>> start

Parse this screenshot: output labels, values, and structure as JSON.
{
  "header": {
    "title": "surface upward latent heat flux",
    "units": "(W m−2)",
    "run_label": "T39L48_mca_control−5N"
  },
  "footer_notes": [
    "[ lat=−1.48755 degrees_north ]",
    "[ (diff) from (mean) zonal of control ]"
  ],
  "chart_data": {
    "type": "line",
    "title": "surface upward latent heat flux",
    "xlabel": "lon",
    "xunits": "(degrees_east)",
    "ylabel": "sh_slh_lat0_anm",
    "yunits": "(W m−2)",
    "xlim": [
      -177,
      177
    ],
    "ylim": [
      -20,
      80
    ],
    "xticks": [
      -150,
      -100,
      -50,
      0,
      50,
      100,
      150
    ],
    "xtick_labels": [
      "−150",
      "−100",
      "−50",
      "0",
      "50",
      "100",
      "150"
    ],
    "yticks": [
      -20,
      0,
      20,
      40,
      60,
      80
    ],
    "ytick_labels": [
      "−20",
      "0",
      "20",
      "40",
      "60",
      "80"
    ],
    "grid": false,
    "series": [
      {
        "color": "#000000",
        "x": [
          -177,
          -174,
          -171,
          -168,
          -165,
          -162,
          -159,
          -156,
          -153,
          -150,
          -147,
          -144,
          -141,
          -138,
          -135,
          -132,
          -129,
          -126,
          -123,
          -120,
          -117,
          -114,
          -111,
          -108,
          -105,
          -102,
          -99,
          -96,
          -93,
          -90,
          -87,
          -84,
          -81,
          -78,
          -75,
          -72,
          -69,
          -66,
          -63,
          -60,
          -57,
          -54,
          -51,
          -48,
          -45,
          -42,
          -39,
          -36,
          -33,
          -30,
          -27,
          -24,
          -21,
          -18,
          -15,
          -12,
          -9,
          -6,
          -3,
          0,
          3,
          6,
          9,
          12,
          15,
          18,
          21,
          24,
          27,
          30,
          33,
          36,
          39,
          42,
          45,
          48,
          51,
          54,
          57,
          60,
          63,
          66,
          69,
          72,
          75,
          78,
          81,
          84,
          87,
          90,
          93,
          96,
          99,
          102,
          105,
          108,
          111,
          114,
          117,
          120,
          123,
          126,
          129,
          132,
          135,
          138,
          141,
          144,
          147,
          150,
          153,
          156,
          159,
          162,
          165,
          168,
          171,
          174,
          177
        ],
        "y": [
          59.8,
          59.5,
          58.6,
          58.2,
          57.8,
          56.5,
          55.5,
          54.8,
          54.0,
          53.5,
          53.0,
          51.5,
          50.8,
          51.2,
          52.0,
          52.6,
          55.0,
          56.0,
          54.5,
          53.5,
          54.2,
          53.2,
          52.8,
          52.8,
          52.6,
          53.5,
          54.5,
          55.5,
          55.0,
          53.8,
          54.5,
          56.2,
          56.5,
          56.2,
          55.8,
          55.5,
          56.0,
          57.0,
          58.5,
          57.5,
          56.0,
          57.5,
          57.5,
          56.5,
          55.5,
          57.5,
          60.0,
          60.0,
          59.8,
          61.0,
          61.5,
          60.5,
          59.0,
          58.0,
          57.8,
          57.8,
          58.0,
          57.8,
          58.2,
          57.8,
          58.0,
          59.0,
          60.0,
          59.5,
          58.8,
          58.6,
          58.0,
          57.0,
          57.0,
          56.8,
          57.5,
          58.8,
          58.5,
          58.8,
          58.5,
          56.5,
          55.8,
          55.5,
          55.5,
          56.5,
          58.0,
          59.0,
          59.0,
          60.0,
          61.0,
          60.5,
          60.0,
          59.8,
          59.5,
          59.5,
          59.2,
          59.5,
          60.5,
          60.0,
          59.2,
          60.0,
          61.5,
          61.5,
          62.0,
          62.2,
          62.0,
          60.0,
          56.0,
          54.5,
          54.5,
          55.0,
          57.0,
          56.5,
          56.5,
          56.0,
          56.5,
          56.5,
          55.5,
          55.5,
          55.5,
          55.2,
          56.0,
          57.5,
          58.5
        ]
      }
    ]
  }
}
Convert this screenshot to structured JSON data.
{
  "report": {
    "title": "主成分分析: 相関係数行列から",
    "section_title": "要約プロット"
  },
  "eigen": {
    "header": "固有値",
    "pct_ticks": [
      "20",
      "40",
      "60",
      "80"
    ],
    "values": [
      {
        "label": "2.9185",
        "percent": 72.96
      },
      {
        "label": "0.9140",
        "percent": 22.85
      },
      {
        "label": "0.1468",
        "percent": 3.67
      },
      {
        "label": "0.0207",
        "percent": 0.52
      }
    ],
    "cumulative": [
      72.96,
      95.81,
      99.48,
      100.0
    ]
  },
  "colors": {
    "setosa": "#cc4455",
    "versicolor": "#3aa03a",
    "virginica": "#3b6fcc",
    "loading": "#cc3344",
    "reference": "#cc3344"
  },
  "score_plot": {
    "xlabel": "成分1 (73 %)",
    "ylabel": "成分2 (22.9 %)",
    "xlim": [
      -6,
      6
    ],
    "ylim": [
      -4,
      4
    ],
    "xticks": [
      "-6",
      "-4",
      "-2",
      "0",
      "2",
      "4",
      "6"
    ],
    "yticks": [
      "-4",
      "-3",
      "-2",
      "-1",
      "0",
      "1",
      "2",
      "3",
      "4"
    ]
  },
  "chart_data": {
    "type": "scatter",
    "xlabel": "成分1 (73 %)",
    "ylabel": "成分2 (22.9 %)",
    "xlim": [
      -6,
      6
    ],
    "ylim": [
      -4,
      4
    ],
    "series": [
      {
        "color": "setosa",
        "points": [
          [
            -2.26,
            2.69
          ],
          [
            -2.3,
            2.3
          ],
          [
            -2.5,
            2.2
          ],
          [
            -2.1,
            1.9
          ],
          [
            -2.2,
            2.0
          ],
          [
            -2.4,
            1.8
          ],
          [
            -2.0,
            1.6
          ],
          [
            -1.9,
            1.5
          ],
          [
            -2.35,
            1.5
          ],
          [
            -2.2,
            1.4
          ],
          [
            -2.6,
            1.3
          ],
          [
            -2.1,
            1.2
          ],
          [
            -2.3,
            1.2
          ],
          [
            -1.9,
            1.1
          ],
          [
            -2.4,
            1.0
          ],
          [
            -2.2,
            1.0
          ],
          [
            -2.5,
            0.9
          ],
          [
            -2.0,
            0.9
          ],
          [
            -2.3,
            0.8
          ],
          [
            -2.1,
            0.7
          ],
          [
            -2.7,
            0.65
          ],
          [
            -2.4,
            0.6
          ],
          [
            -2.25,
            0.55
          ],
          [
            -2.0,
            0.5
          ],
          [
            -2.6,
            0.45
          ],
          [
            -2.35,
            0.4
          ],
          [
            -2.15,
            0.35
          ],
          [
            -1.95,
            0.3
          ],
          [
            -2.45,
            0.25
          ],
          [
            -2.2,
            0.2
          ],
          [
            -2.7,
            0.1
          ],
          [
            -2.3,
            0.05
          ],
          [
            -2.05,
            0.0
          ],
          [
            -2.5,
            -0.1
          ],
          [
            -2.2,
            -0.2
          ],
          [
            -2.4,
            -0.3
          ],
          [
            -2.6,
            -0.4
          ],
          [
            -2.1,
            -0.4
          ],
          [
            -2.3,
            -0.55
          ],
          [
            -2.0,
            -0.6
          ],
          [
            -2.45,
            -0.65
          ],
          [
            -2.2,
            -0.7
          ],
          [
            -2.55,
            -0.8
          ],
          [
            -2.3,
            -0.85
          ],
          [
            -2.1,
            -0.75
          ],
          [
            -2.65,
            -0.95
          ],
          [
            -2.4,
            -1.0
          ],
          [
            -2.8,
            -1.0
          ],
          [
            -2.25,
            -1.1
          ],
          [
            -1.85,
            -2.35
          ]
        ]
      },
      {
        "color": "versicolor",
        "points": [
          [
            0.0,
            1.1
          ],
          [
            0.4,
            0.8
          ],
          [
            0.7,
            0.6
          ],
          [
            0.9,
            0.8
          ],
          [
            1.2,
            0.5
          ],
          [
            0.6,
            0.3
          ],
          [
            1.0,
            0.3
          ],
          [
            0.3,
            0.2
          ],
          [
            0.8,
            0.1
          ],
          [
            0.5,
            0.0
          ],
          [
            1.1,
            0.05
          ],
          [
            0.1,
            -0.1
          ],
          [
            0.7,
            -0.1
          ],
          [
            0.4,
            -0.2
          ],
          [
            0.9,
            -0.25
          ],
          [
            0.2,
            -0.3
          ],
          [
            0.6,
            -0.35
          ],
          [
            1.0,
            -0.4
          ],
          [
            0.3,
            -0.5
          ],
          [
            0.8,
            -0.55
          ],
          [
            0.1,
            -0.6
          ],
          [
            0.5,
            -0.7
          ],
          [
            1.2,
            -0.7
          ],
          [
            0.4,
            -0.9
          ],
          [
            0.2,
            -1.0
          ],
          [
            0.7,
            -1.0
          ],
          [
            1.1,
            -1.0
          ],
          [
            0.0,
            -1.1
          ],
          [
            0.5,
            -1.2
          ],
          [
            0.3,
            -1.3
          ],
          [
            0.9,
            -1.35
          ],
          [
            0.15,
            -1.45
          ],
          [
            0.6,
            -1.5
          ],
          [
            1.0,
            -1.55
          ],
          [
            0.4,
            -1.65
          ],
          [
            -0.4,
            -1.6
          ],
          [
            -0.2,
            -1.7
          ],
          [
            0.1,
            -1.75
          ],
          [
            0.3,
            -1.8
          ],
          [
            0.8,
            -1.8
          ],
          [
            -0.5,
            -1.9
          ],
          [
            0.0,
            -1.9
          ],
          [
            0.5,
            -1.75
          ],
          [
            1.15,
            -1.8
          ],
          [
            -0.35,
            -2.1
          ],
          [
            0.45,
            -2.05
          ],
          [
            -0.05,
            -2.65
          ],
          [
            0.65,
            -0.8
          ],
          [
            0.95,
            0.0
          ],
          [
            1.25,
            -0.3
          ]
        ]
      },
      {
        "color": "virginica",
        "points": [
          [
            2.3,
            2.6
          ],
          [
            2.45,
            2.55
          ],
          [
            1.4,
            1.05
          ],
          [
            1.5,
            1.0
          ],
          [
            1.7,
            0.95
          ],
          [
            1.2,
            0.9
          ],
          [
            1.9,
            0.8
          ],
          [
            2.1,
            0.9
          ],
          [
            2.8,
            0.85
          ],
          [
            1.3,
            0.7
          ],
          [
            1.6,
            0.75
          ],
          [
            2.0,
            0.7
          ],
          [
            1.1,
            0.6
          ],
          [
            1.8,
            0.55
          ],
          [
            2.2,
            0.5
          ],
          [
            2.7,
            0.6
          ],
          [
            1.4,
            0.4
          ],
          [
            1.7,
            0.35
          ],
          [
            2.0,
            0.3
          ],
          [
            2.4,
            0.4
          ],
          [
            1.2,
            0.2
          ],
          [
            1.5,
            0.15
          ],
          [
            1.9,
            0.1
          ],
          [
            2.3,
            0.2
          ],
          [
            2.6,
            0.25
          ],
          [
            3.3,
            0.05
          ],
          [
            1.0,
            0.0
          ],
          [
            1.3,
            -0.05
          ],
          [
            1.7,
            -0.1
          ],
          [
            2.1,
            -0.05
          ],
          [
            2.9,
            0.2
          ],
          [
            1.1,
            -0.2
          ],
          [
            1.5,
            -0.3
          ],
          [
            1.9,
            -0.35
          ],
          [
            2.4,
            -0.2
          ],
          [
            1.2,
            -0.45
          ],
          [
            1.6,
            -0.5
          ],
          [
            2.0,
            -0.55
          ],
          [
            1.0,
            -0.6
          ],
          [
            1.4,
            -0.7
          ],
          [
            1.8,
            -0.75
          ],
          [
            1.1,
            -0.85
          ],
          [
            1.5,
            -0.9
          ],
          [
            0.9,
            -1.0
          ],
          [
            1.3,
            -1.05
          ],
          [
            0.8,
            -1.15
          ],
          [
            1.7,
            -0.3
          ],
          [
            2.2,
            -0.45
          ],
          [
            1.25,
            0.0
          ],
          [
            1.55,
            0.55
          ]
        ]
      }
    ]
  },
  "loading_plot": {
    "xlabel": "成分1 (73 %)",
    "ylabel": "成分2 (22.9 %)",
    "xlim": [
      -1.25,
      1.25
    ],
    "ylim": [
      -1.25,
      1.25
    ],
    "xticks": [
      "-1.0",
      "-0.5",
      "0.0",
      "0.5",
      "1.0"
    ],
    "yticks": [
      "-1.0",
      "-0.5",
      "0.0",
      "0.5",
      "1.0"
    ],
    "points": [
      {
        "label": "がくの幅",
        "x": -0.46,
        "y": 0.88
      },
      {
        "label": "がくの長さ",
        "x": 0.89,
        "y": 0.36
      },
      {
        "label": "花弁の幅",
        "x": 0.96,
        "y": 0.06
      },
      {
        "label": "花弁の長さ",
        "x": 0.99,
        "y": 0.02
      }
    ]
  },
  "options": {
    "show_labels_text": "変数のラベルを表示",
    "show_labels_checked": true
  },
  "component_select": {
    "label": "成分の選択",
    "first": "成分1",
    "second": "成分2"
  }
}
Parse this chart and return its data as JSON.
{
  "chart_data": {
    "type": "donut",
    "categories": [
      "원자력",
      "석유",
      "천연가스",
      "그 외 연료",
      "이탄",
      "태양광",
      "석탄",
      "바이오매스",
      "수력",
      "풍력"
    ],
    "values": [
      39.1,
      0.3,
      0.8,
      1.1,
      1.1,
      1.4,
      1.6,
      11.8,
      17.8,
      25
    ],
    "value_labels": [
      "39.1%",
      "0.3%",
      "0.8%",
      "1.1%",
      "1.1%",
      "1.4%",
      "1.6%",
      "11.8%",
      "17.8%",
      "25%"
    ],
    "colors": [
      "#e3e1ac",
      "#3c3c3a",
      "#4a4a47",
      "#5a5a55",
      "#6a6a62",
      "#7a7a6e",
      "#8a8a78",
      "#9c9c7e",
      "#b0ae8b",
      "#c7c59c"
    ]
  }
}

>> end

Goal of the exercise
Everything from the line containing "Parse this chart and return its data as JSON." through the final line of the listing, inclusive, must be reproduced exactly; leave out the rest.

Exercise response
Parse this chart and return its data as JSON.
{
  "chart_data": {
    "type": "donut",
    "categories": [
      "원자력",
      "석유",
      "천연가스",
      "그 외 연료",
      "이탄",
      "태양광",
      "석탄",
      "바이오매스",
      "수력",
      "풍력"
    ],
    "values": [
      39.1,
      0.3,
      0.8,
      1.1,
      1.1,
      1.4,
      1.6,
      11.8,
      17.8,
      25
    ],
    "value_labels": [
      "39.1%",
      "0.3%",
      "0.8%",
      "1.1%",
      "1.1%",
      "1.4%",
      "1.6%",
      "11.8%",
      "17.8%",
      "25%"
    ],
    "colors": [
      "#e3e1ac",
      "#3c3c3a",
      "#4a4a47",
      "#5a5a55",
      "#6a6a62",
      "#7a7a6e",
      "#8a8a78",
      "#9c9c7e",
      "#b0ae8b",
      "#c7c59c"
    ]
  }
}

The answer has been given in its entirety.